WORK REQUEST =
Here is a block of records. Copy every line in it that includes "Calyculin".

**** RECORD EXCERPTS ****

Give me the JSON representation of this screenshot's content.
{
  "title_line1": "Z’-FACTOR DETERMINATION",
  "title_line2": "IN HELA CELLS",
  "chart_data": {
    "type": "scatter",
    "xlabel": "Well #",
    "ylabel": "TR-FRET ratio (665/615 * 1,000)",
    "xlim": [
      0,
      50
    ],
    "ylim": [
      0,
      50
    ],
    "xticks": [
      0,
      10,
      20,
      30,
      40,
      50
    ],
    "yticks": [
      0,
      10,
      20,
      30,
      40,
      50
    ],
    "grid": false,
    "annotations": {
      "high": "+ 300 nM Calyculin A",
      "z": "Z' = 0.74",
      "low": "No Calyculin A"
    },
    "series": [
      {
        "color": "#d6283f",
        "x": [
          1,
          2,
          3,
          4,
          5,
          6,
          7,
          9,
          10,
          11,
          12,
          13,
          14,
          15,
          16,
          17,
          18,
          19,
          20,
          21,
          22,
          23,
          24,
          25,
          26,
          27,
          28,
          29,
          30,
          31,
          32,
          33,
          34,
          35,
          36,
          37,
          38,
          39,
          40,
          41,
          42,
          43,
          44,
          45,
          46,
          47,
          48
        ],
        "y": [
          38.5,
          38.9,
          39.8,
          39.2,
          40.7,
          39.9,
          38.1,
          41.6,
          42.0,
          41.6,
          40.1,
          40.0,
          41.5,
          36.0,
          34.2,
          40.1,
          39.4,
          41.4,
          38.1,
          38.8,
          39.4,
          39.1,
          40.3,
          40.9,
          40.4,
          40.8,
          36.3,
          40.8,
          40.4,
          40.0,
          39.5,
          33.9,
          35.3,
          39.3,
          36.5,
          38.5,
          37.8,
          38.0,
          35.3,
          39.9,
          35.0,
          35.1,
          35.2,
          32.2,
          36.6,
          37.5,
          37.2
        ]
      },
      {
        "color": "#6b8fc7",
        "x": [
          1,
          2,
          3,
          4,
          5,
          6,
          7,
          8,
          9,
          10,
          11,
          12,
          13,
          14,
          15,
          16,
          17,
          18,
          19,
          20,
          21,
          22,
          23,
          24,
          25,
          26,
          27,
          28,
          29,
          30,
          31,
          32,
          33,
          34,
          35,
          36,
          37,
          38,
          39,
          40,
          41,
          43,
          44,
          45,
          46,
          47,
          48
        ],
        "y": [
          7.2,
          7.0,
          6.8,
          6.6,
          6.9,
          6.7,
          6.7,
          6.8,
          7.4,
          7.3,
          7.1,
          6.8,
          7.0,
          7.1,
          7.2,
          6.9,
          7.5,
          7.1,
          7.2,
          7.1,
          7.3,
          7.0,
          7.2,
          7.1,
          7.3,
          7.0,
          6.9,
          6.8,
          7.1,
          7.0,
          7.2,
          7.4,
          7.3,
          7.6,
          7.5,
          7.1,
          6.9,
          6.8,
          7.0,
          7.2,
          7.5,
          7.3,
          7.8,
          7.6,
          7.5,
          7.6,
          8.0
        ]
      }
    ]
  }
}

****

TASK SOLUTION =
      "high": "+ 300 nM Calyculin A",
      "low": "No Calyculin A"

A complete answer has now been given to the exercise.